_Your instructions_. Quote all lines below exactly. Images stay out.

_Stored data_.
···
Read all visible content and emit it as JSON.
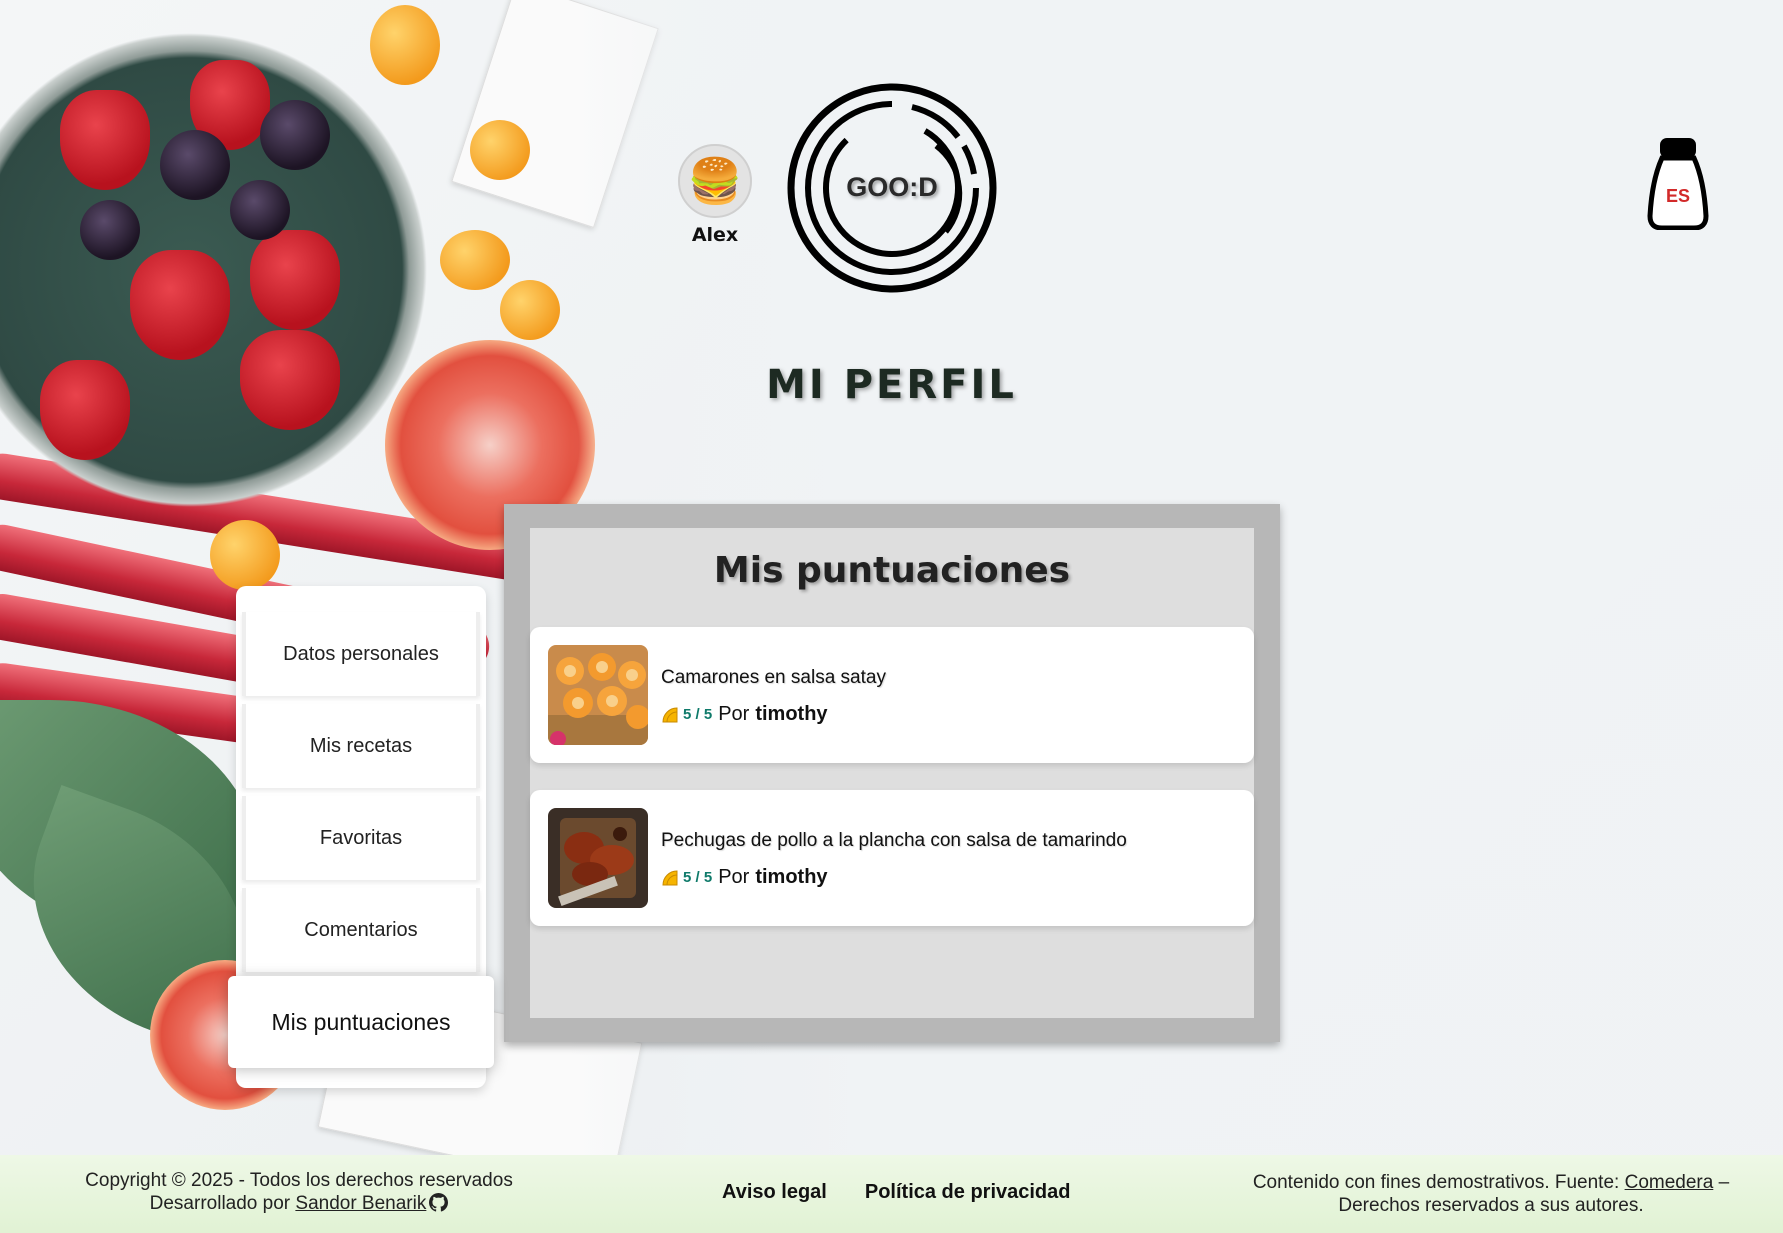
{
  "user": {
    "name": "Alex",
    "avatar_icon": "burger-icon"
  },
  "logo": {
    "text": "GOO:D"
  },
  "language": {
    "code": "ES"
  },
  "page": {
    "title": "MI PERFIL"
  },
  "menu": {
    "items": [
      {
        "label": "Datos personales"
      },
      {
        "label": "Mis recetas"
      },
      {
        "label": "Favoritas"
      },
      {
        "label": "Comentarios"
      },
      {
        "label": "Mis puntuaciones",
        "active": true
      }
    ]
  },
  "panel": {
    "title": "Mis puntuaciones",
    "ratings": [
      {
        "recipe": "Camarones en salsa satay",
        "score": "5 / 5",
        "by_label": "Por",
        "author": "timothy"
      },
      {
        "recipe": "Pechugas de pollo a la plancha con salsa de tamarindo",
        "score": "5 / 5",
        "by_label": "Por",
        "author": "timothy"
      }
    ]
  },
  "footer": {
    "copyright": "Copyright © 2025 - Todos los derechos reservados",
    "developed_by": "Desarrollado por",
    "developer": "Sandor Benarik",
    "links": {
      "legal": "Aviso legal",
      "privacy": "Política de privacidad"
    },
    "source_text": "Contenido con fines demostrativos. Fuente:",
    "source_link": "Comedera",
    "source_suffix": "–",
    "rights_text": "Derechos reservados a sus autores."
  },
  "colors": {
    "score": "#0f7a6a",
    "lang": "#d22a2a",
    "footer_bg": "#e1f2d4"
  }
}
···
_Full response_.
Read all visible content and emit it as JSON.
{
  "user": {
    "name": "Alex",
    "avatar_icon": "burger-icon"
  },
  "logo": {
    "text": "GOO:D"
  },
  "language": {
    "code": "ES"
  },
  "page": {
    "title": "MI PERFIL"
  },
  "menu": {
    "items": [
      {
        "label": "Datos personales"
      },
      {
        "label": "Mis recetas"
      },
      {
        "label": "Favoritas"
      },
      {
        "label": "Comentarios"
      },
      {
        "label": "Mis puntuaciones",
        "active": true
      }
    ]
  },
  "panel": {
    "title": "Mis puntuaciones",
    "ratings": [
      {
        "recipe": "Camarones en salsa satay",
        "score": "5 / 5",
        "by_label": "Por",
        "author": "timothy"
      },
      {
        "recipe": "Pechugas de pollo a la plancha con salsa de tamarindo",
        "score": "5 / 5",
        "by_label": "Por",
        "author": "timothy"
      }
    ]
  },
  "footer": {
    "copyright": "Copyright © 2025 - Todos los derechos reservados",
    "developed_by": "Desarrollado por",
    "developer": "Sandor Benarik",
    "links": {
      "legal": "Aviso legal",
      "privacy": "Política de privacidad"
    },
    "source_text": "Contenido con fines demostrativos. Fuente:",
    "source_link": "Comedera",
    "source_suffix": "–",
    "rights_text": "Derechos reservados a sus autores."
  },
  "colors": {
    "score": "#0f7a6a",
    "lang": "#d22a2a",
    "footer_bg": "#e1f2d4"
  }
}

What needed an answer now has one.